─── Data extract

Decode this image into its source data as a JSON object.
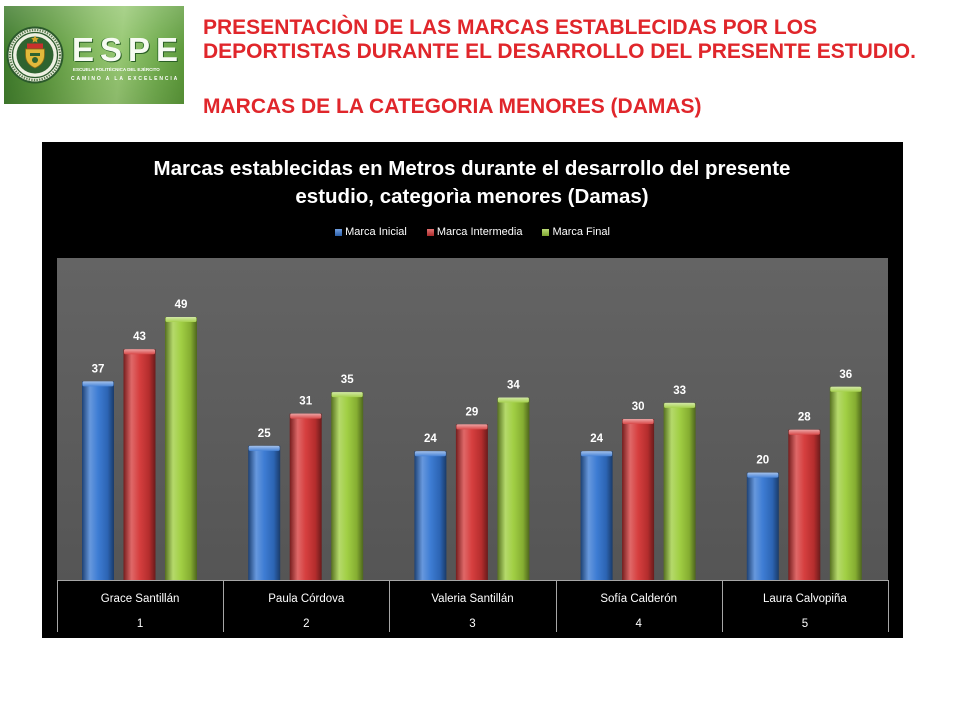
{
  "logo": {
    "wordmark": "ESPE",
    "school_name": "ESCUELA POLITÉCNICA DEL EJÉRCITO",
    "motto": "CAMINO A LA EXCELENCIA",
    "seal_icon": "espe-seal-icon"
  },
  "heading": {
    "title": "PRESENTACIÒN DE LAS MARCAS ESTABLECIDAS POR LOS DEPORTISTAS DURANTE EL DESARROLLO DEL PRESENTE ESTUDIO.",
    "category": "MARCAS DE LA CATEGORIA MENORES (DAMAS)",
    "color": "#e0262b"
  },
  "chart_data": {
    "type": "bar",
    "title": "Marcas establecidas en Metros durante el desarrollo del presente estudio, categorìa menores (Damas)",
    "xlabel": "",
    "ylabel": "",
    "categories": [
      "Grace Santillán",
      "Paula Córdova",
      "Valeria Santillán",
      "Sofía Calderón",
      "Laura Calvopiña"
    ],
    "category_numbers": [
      "1",
      "2",
      "3",
      "4",
      "5"
    ],
    "series": [
      {
        "name": "Marca Inicial",
        "values": [
          37,
          25,
          24,
          24,
          20
        ],
        "color": "#3476d2"
      },
      {
        "name": "Marca Intermedia",
        "values": [
          43,
          31,
          29,
          30,
          28
        ],
        "color": "#d43535"
      },
      {
        "name": "Marca Final",
        "values": [
          49,
          35,
          34,
          33,
          36
        ],
        "color": "#9ccc3a"
      }
    ],
    "ylim": [
      0,
      60
    ],
    "grid": false,
    "legend": "top",
    "data_labels": true,
    "background": "#000000",
    "plot_background": "#5a5a5a"
  }
}
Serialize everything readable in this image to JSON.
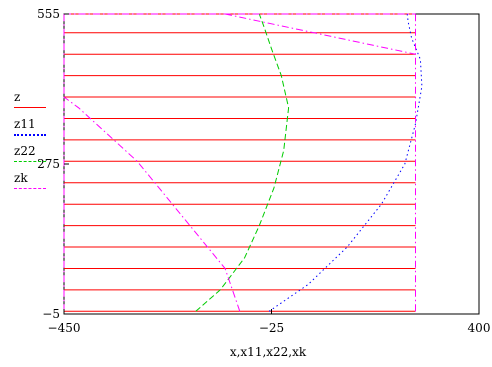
{
  "chart_data": {
    "type": "line",
    "title": "",
    "xlabel": "x,x11,x22,xk",
    "ylabel": "",
    "xlim": [
      -450,
      400
    ],
    "ylim": [
      -5,
      555
    ],
    "x_ticks": [
      {
        "value": -450,
        "label": "−450"
      },
      {
        "value": -25,
        "label": "−25"
      },
      {
        "value": 400,
        "label": "400"
      }
    ],
    "y_ticks": [
      {
        "value": 555,
        "label": "555"
      },
      {
        "value": 275,
        "label": "275"
      },
      {
        "value": -5,
        "label": "−5"
      }
    ],
    "grid": false,
    "legend_position": "left",
    "series": [
      {
        "name": "z",
        "color": "#ff0000",
        "style": "solid",
        "segments": [
          [
            [
              -450,
              0
            ],
            [
              270,
              0
            ]
          ],
          [
            [
              -450,
              40
            ],
            [
              270,
              40
            ]
          ],
          [
            [
              -450,
              80
            ],
            [
              270,
              80
            ]
          ],
          [
            [
              -450,
              120
            ],
            [
              270,
              120
            ]
          ],
          [
            [
              -450,
              160
            ],
            [
              270,
              160
            ]
          ],
          [
            [
              -450,
              200
            ],
            [
              270,
              200
            ]
          ],
          [
            [
              -450,
              240
            ],
            [
              270,
              240
            ]
          ],
          [
            [
              -450,
              280
            ],
            [
              270,
              280
            ]
          ],
          [
            [
              -450,
              320
            ],
            [
              270,
              320
            ]
          ],
          [
            [
              -450,
              360
            ],
            [
              270,
              360
            ]
          ],
          [
            [
              -450,
              400
            ],
            [
              270,
              400
            ]
          ],
          [
            [
              -450,
              440
            ],
            [
              270,
              440
            ]
          ],
          [
            [
              -450,
              480
            ],
            [
              270,
              480
            ]
          ],
          [
            [
              -450,
              520
            ],
            [
              270,
              520
            ]
          ],
          [
            [
              -450,
              555
            ],
            [
              270,
              555
            ]
          ]
        ]
      },
      {
        "name": "z11",
        "color": "#0000ff",
        "style": "dotted",
        "segments": [
          [
            [
              -30,
              0
            ],
            [
              50,
              50
            ],
            [
              130,
              120
            ],
            [
              200,
              200
            ],
            [
              248,
              275
            ],
            [
              270,
              350
            ],
            [
              283,
              420
            ],
            [
              280,
              470
            ],
            [
              262,
              510
            ],
            [
              255,
              540
            ],
            [
              253,
              555
            ]
          ]
        ]
      },
      {
        "name": "z22",
        "color": "#00cc00",
        "style": "dashed",
        "segments": [
          [
            [
              -180,
              0
            ],
            [
              -130,
              40
            ],
            [
              -80,
              100
            ],
            [
              -50,
              160
            ],
            [
              -20,
              230
            ],
            [
              0,
              300
            ],
            [
              10,
              380
            ],
            [
              -5,
              440
            ],
            [
              -25,
              490
            ],
            [
              -40,
              530
            ],
            [
              -50,
              555
            ]
          ]
        ]
      },
      {
        "name": "zk",
        "color": "#ff00ff",
        "style": "dashdot",
        "segments": [
          [
            [
              -450,
              0
            ],
            [
              -450,
              555
            ]
          ],
          [
            [
              270,
              0
            ],
            [
              270,
              555
            ]
          ],
          [
            [
              -450,
              555
            ],
            [
              270,
              555
            ]
          ],
          [
            [
              -90,
              0
            ],
            [
              -120,
              80
            ],
            [
              -300,
              280
            ],
            [
              -420,
              380
            ],
            [
              -450,
              400
            ]
          ],
          [
            [
              -120,
              555
            ],
            [
              270,
              480
            ]
          ]
        ]
      }
    ]
  }
}
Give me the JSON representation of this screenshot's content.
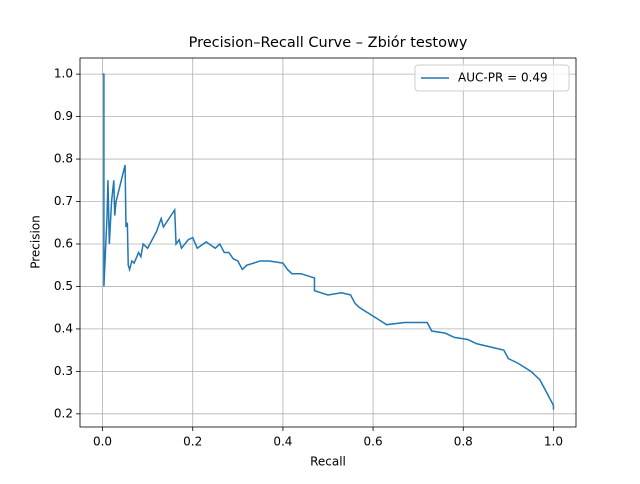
{
  "chart_data": {
    "type": "line",
    "title": "Precision–Recall Curve – Zbiór testowy",
    "x_label": "Recall",
    "y_label": "Precision",
    "x": [
      0,
      0.003,
      0.003,
      0.01,
      0.012,
      0.015,
      0.02,
      0.025,
      0.027,
      0.03,
      0.05,
      0.052,
      0.055,
      0.057,
      0.06,
      0.065,
      0.07,
      0.08,
      0.085,
      0.09,
      0.1,
      0.12,
      0.13,
      0.135,
      0.16,
      0.163,
      0.17,
      0.175,
      0.19,
      0.2,
      0.21,
      0.23,
      0.25,
      0.26,
      0.27,
      0.28,
      0.29,
      0.3,
      0.31,
      0.32,
      0.35,
      0.37,
      0.4,
      0.41,
      0.42,
      0.44,
      0.47,
      0.47,
      0.5,
      0.53,
      0.55,
      0.56,
      0.57,
      0.6,
      0.63,
      0.67,
      0.72,
      0.73,
      0.76,
      0.78,
      0.81,
      0.83,
      0.85,
      0.89,
      0.9,
      0.92,
      0.95,
      0.97,
      0.98,
      0.99,
      1.0,
      1.0
    ],
    "series": [
      {
        "name": "AUC-PR = 0.49",
        "color": "#1f77b4",
        "values": [
          1.0,
          1.0,
          0.5,
          0.667,
          0.75,
          0.6,
          0.7,
          0.75,
          0.667,
          0.7,
          0.786,
          0.64,
          0.65,
          0.55,
          0.54,
          0.56,
          0.555,
          0.58,
          0.57,
          0.6,
          0.59,
          0.63,
          0.66,
          0.64,
          0.68,
          0.6,
          0.61,
          0.59,
          0.61,
          0.615,
          0.59,
          0.605,
          0.59,
          0.6,
          0.58,
          0.58,
          0.565,
          0.56,
          0.54,
          0.55,
          0.56,
          0.56,
          0.555,
          0.54,
          0.53,
          0.53,
          0.52,
          0.49,
          0.48,
          0.485,
          0.48,
          0.46,
          0.45,
          0.43,
          0.41,
          0.415,
          0.415,
          0.395,
          0.39,
          0.38,
          0.375,
          0.365,
          0.36,
          0.35,
          0.33,
          0.32,
          0.3,
          0.28,
          0.26,
          0.24,
          0.22,
          0.21
        ]
      }
    ],
    "xlim": [
      -0.05,
      1.05
    ],
    "ylim": [
      0.169,
      1.038
    ],
    "xticks": [
      {
        "value": 0,
        "label": "0.0"
      },
      0.2,
      0.4,
      0.6,
      0.8,
      {
        "value": 1,
        "label": "1.0"
      }
    ],
    "yticks": [
      0.2,
      0.3,
      0.4,
      0.5,
      0.6,
      0.7,
      0.8,
      0.9,
      {
        "value": 1,
        "label": "1.0"
      }
    ],
    "grid": true,
    "legend": "upper right"
  }
}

──────

• **Exercise requirements**
Show every line where the string "this" appears.

• **Exercise response**
Decode this image into its source data as a JSON object.
Serialize everything readable in this image to JSON.
Give me the JSON representation of this screenshot's content.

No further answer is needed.